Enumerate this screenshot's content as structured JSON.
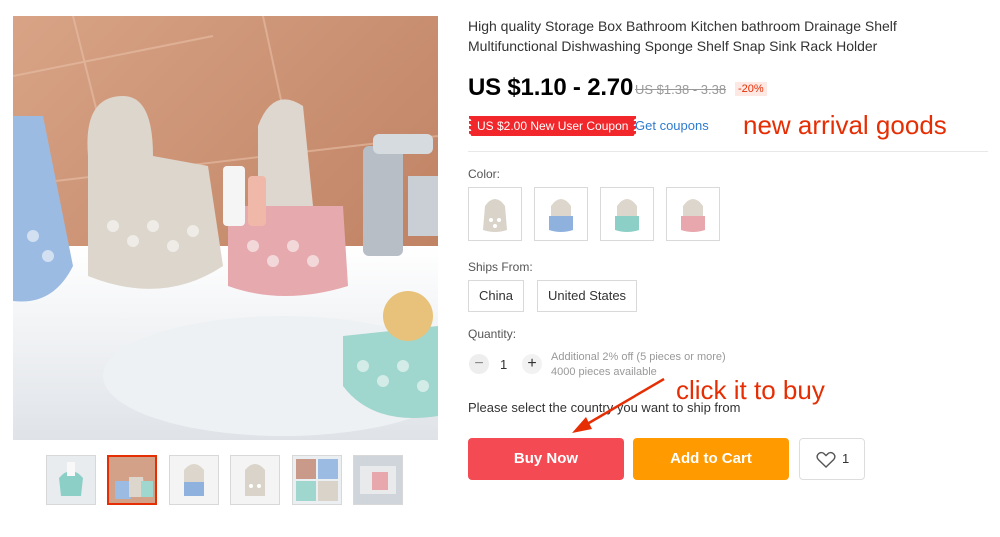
{
  "product": {
    "title": "High quality Storage Box Bathroom Kitchen bathroom Drainage Shelf Multifunctional Dishwashing Sponge Shelf Snap Sink Rack Holder",
    "price": "US $1.10 - 2.70",
    "old_price": "US $1.38 - 3.38",
    "discount": "-20%",
    "coupon_label": "US $2.00 New User Coupon",
    "get_coupons": "Get coupons",
    "promo_text": "new arrival goods"
  },
  "color": {
    "label": "Color:",
    "options": [
      {
        "name": "beige",
        "color": "#d9d3c9"
      },
      {
        "name": "blue",
        "color": "#8fb1dd"
      },
      {
        "name": "green",
        "color": "#8ccfc6"
      },
      {
        "name": "pink",
        "color": "#e7a7ad"
      }
    ]
  },
  "ships_from": {
    "label": "Ships From:",
    "options": [
      "China",
      "United States"
    ]
  },
  "quantity": {
    "label": "Quantity:",
    "value": "1",
    "minus": "−",
    "plus": "+",
    "discount_note": "Additional 2% off (5 pieces or more)",
    "available": "4000 pieces available"
  },
  "shipping_prompt": "Please select the country you want to ship from",
  "click_note": "click it to buy",
  "actions": {
    "buy_now": "Buy Now",
    "add_to_cart": "Add to Cart",
    "wishlist_count": "1"
  },
  "colors": {
    "accent_red": "#e62e04",
    "buy_button": "#f44a53",
    "cart_button": "#ff9a00",
    "link_blue": "#2e7bcf"
  }
}
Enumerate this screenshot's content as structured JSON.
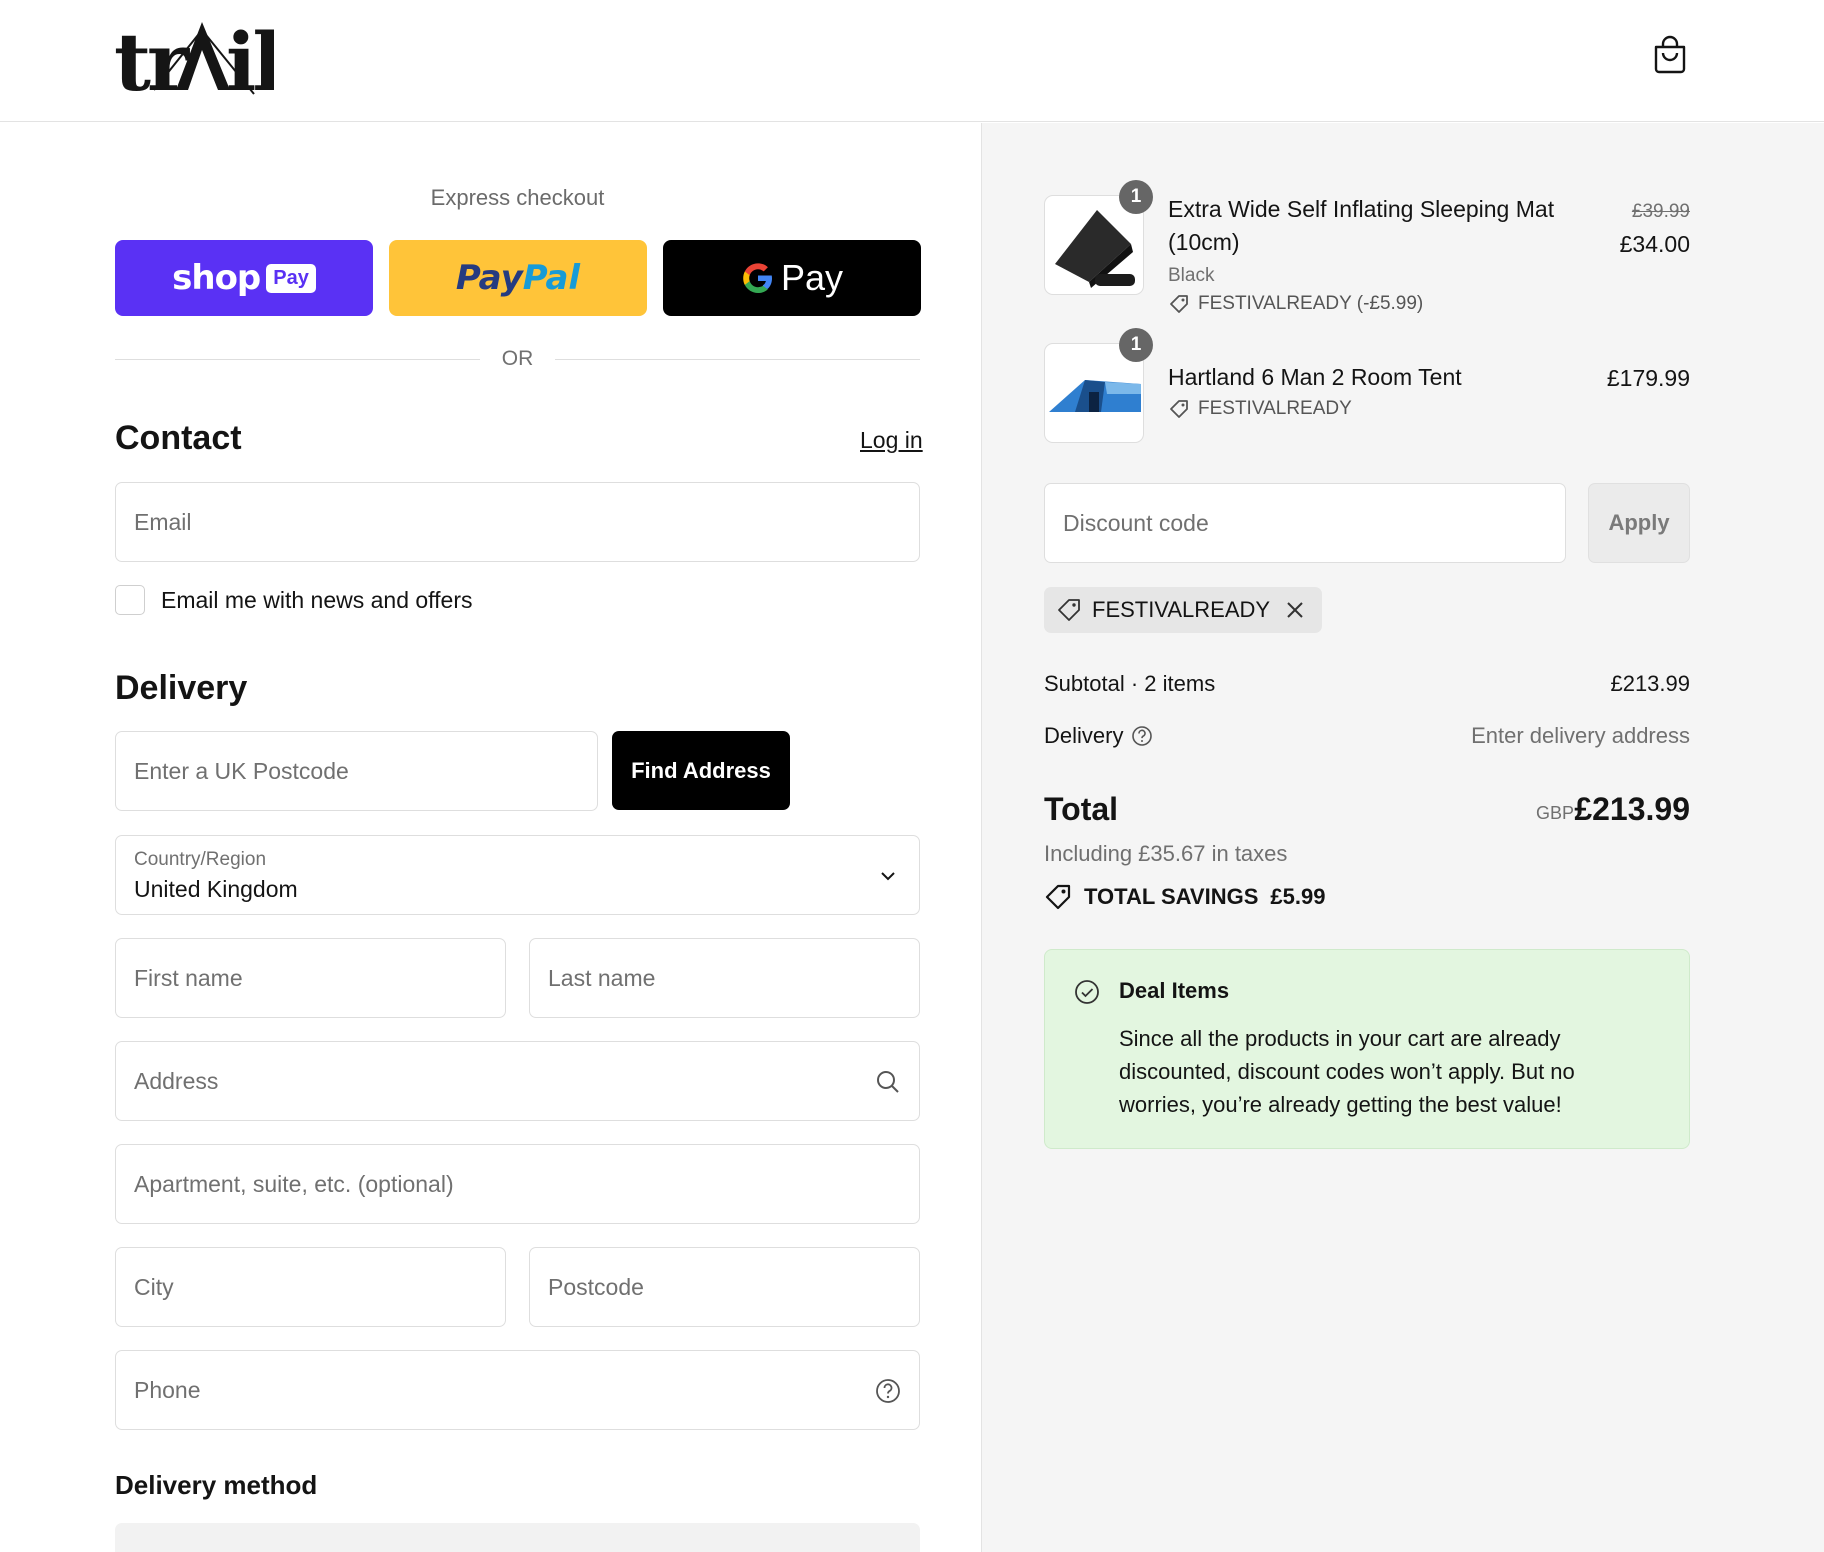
{
  "brand": {
    "logo_text": "tr il"
  },
  "express": {
    "title": "Express checkout",
    "shop_word": "shop",
    "shop_pay": "Pay",
    "paypal_p1": "Pay",
    "paypal_p2": "Pal",
    "gpay_label": "Pay",
    "or_label": "OR"
  },
  "contact": {
    "title": "Contact",
    "login_label": "Log in",
    "email_placeholder": "Email",
    "newsletter_label": "Email me with news and offers"
  },
  "delivery": {
    "title": "Delivery",
    "postcode_lookup_placeholder": "Enter a UK Postcode",
    "find_address_label": "Find Address",
    "country_label": "Country/Region",
    "country_value": "United Kingdom",
    "first_name_placeholder": "First name",
    "last_name_placeholder": "Last name",
    "address_placeholder": "Address",
    "apartment_placeholder": "Apartment, suite, etc. (optional)",
    "city_placeholder": "City",
    "postcode_placeholder": "Postcode",
    "phone_placeholder": "Phone",
    "method_title": "Delivery method"
  },
  "cart": {
    "items": [
      {
        "title_line1": "Extra Wide Self Inflating Sleeping Mat",
        "title_line2": "(10cm)",
        "variant": "Black",
        "code": "FESTIVALREADY (-£5.99)",
        "price_old": "£39.99",
        "price": "£34.00",
        "qty": "1"
      },
      {
        "title_line1": "Hartland 6 Man 2 Room Tent",
        "code": "FESTIVALREADY",
        "price": "£179.99",
        "qty": "1"
      }
    ]
  },
  "discount": {
    "placeholder": "Discount code",
    "apply_label": "Apply",
    "applied_code": "FESTIVALREADY"
  },
  "summary": {
    "subtotal_label": "Subtotal · 2 items",
    "subtotal_value": "£213.99",
    "delivery_label": "Delivery",
    "delivery_value": "Enter delivery address",
    "total_label": "Total",
    "currency": "GBP",
    "total_value": "£213.99",
    "tax_line": "Including £35.67 in taxes",
    "savings_label": "TOTAL SAVINGS",
    "savings_value": "£5.99"
  },
  "deal": {
    "title": "Deal Items",
    "body": "Since all the products in your cart are already discounted, discount codes won’t apply. But no worries, you’re already getting the best value!"
  },
  "colors": {
    "shop_pay": "#5a31f4",
    "paypal": "#ffc439",
    "gpay": "#000000",
    "deal_bg": "#e3f6e0",
    "summary_bg": "#f5f5f5"
  }
}
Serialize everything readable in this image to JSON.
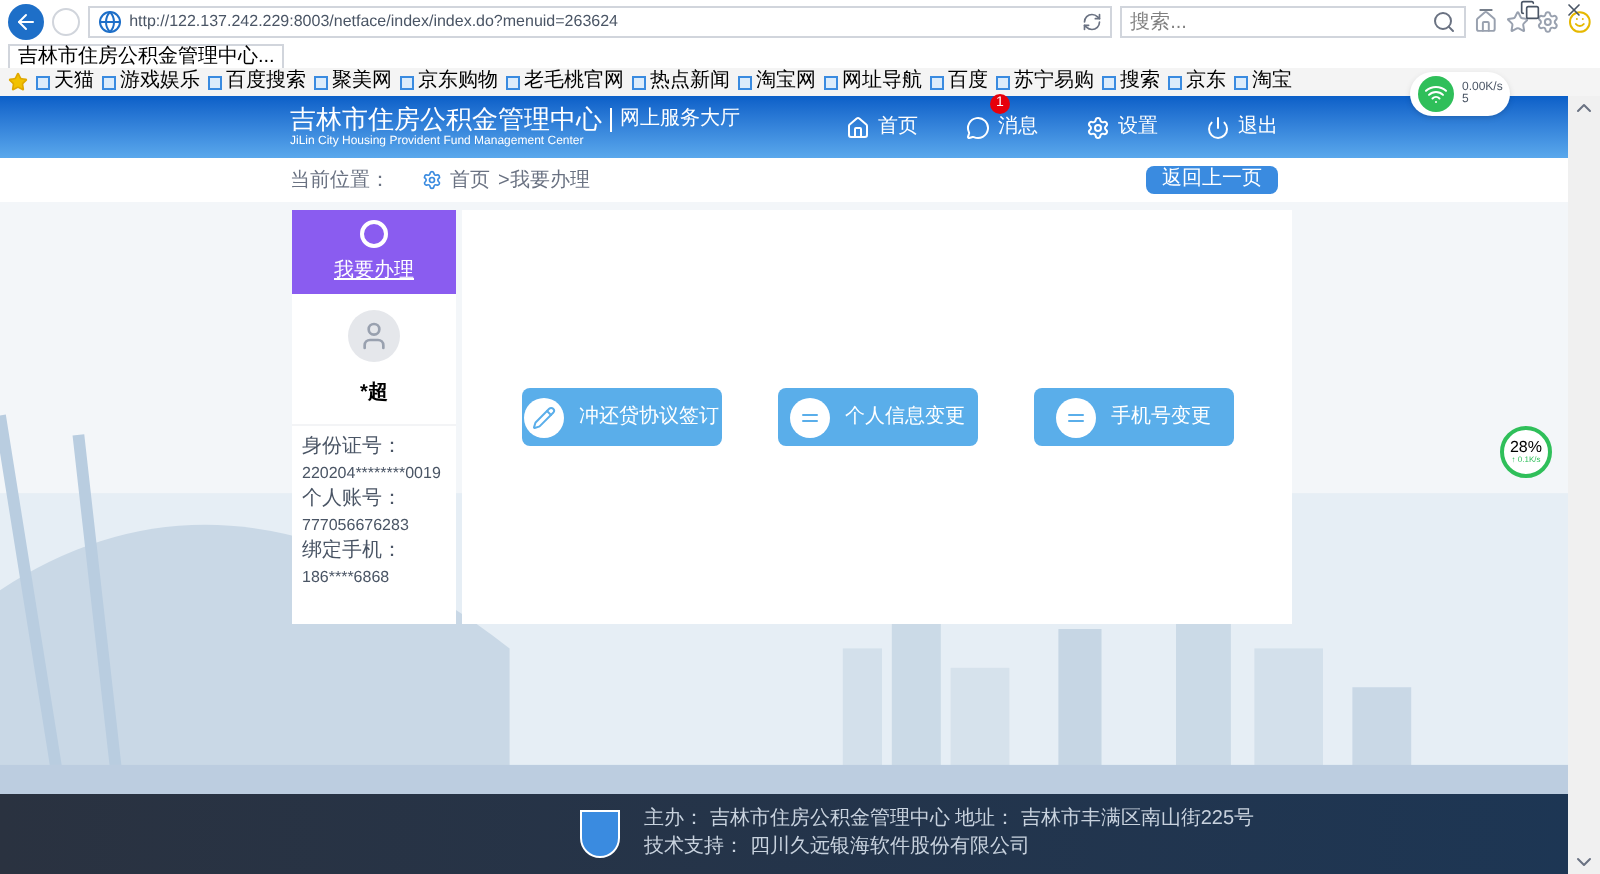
{
  "browser": {
    "address": "http://122.137.242.229:8003/netface/index/index.do?menuid=263624",
    "tab_title": "吉林市住房公积金管理中心...",
    "search_placeholder": "搜索...",
    "bookmarks": [
      "天猫",
      "游戏娱乐",
      "百度搜索",
      "聚美网",
      "京东购物",
      "老毛桃官网",
      "热点新闻",
      "淘宝网",
      "网址导航",
      "百度",
      "苏宁易购",
      "搜索",
      "京东",
      "淘宝"
    ]
  },
  "net_widget": {
    "speed": "0.00K/s",
    "count": "5"
  },
  "header": {
    "title": "吉林市住房公积金管理中心",
    "subtitle": "网上服务大厅",
    "english": "JiLin City Housing Provident Fund Management Center",
    "nav": [
      {
        "label": "首页",
        "kind": "home"
      },
      {
        "label": "消息",
        "kind": "message",
        "badge": "1"
      },
      {
        "label": "设置",
        "kind": "settings"
      },
      {
        "label": "退出",
        "kind": "logout"
      }
    ]
  },
  "breadcrumb": {
    "label": "当前位置：",
    "home": "首页",
    "current": ">我要办理"
  },
  "back_button": "返回上一页",
  "sidebar": {
    "title": "我要办理",
    "name": "*超",
    "fields": [
      {
        "label": "身份证号：",
        "value": "220204********0019"
      },
      {
        "label": "个人账号：",
        "value": "777056676283"
      },
      {
        "label": "绑定手机：",
        "value": "186****6868"
      }
    ]
  },
  "actions": [
    {
      "label": "冲还贷协议签订",
      "kind": "pen"
    },
    {
      "label": "个人信息变更",
      "kind": "lines"
    },
    {
      "label": "手机号变更",
      "kind": "lines"
    }
  ],
  "speed_meter": {
    "percent": "28%",
    "rate": "↑ 0.1K/s"
  },
  "footer": {
    "sponsor_label": "主办：",
    "sponsor": "吉林市住房公积金管理中心",
    "address_label": "地址：",
    "address": "吉林市丰满区南山街225号",
    "support_label": "技术支持：",
    "support": "四川久远银海软件股份有限公司"
  }
}
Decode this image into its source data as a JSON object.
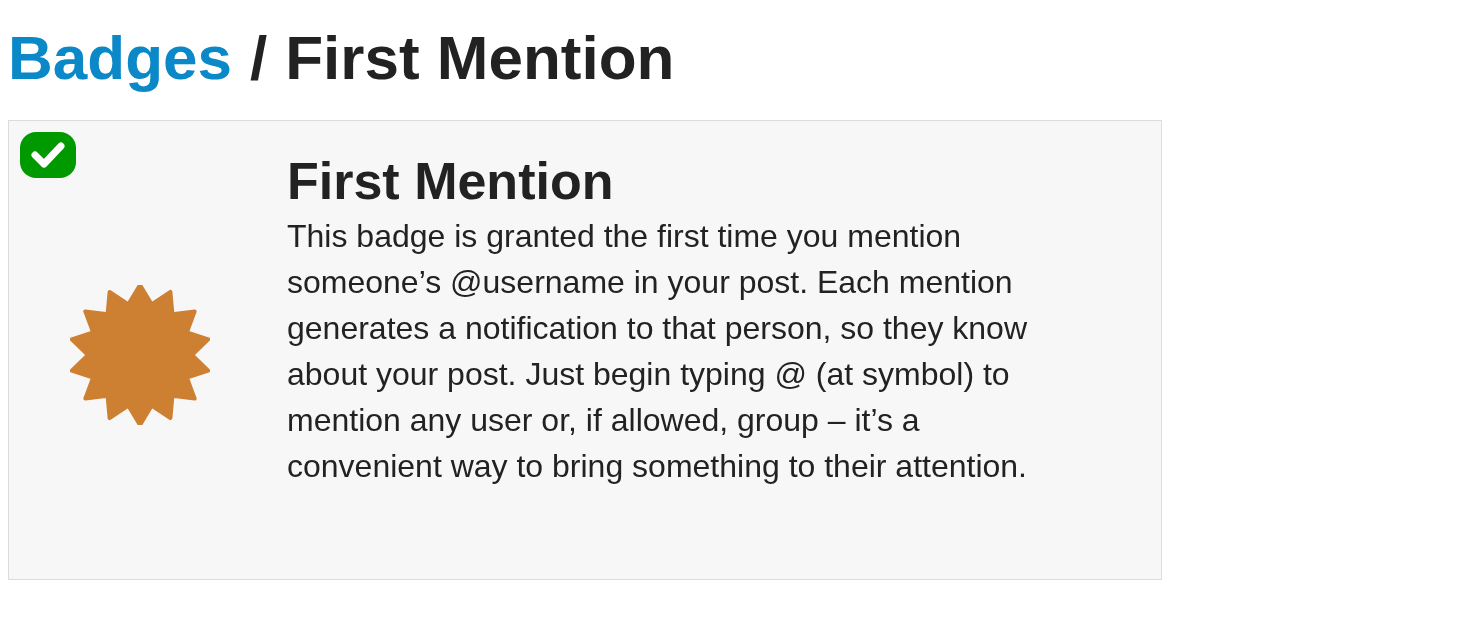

════════════════════

Request: Scan the data above and copy every line with "image" in it.

Problem solution:
Serialize everything readable in this image to JSON.
Decode this image into its source data as a JSON object.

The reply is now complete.